Would you return the lines from the one that contains "Type out the text in this image." to the last line of the entries below, exactly and with nothing added?

========

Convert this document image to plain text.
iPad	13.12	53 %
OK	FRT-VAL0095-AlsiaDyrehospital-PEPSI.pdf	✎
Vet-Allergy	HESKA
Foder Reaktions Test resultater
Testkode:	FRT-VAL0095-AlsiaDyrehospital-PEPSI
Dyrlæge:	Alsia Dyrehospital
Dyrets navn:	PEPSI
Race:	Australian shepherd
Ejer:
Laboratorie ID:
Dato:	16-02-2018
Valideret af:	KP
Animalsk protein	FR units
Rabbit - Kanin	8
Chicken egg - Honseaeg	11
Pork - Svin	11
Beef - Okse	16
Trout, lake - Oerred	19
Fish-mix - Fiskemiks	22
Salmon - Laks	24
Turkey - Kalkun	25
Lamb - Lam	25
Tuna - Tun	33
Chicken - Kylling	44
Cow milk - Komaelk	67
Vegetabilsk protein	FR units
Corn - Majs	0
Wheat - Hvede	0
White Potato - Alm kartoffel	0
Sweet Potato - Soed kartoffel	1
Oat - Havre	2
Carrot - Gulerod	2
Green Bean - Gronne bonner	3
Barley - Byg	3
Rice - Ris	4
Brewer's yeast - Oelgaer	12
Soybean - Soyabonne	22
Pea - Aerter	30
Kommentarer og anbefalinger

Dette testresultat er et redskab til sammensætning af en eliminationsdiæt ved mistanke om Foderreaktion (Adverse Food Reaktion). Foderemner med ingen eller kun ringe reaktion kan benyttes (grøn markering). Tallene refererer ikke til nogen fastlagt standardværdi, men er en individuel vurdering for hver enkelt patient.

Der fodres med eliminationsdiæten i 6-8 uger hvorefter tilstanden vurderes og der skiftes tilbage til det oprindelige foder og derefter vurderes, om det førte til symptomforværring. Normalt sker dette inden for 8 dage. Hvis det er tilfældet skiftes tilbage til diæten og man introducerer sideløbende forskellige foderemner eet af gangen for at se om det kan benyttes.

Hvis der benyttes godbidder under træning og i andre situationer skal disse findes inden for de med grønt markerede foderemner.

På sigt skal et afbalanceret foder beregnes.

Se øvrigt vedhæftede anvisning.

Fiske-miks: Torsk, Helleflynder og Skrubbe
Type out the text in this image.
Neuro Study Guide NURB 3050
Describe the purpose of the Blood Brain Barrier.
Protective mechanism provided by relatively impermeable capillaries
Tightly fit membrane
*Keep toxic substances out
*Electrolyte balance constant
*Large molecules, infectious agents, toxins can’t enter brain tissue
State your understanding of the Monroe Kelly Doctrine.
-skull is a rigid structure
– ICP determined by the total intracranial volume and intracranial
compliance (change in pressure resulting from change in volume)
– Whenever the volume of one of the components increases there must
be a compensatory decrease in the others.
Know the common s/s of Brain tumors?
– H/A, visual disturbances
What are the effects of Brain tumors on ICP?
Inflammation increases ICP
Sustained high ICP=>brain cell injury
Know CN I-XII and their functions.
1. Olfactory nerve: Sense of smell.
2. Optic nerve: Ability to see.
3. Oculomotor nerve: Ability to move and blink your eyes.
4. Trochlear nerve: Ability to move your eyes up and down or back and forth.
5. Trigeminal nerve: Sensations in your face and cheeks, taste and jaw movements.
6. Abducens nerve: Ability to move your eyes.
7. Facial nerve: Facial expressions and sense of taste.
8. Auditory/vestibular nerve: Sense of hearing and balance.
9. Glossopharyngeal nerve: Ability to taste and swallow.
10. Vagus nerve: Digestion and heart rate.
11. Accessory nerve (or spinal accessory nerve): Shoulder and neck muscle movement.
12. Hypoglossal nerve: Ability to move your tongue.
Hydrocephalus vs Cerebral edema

========

Answer to this exercise ▸
Type out the text in this image.
Neuro Study Guide NURB 3050
Describe the purpose of the Blood Brain Barrier.
Protective mechanism provided by relatively impermeable capillaries
Tightly fit membrane
*Keep toxic substances out
*Electrolyte balance constant
*Large molecules, infectious agents, toxins can’t enter brain tissue
State your understanding of the Monroe Kelly Doctrine.
-skull is a rigid structure
– ICP determined by the total intracranial volume and intracranial
compliance (change in pressure resulting from change in volume)
– Whenever the volume of one of the components increases there must
be a compensatory decrease in the others.
Know the common s/s of Brain tumors?
– H/A, visual disturbances
What are the effects of Brain tumors on ICP?
Inflammation increases ICP
Sustained high ICP=>brain cell injury
Know CN I-XII and their functions.
1. Olfactory nerve: Sense of smell.
2. Optic nerve: Ability to see.
3. Oculomotor nerve: Ability to move and blink your eyes.
4. Trochlear nerve: Ability to move your eyes up and down or back and forth.
5. Trigeminal nerve: Sensations in your face and cheeks, taste and jaw movements.
6. Abducens nerve: Ability to move your eyes.
7. Facial nerve: Facial expressions and sense of taste.
8. Auditory/vestibular nerve: Sense of hearing and balance.
9. Glossopharyngeal nerve: Ability to taste and swallow.
10. Vagus nerve: Digestion and heart rate.
11. Accessory nerve (or spinal accessory nerve): Shoulder and neck muscle movement.
12. Hypoglossal nerve: Ability to move your tongue.
Hydrocephalus vs Cerebral edema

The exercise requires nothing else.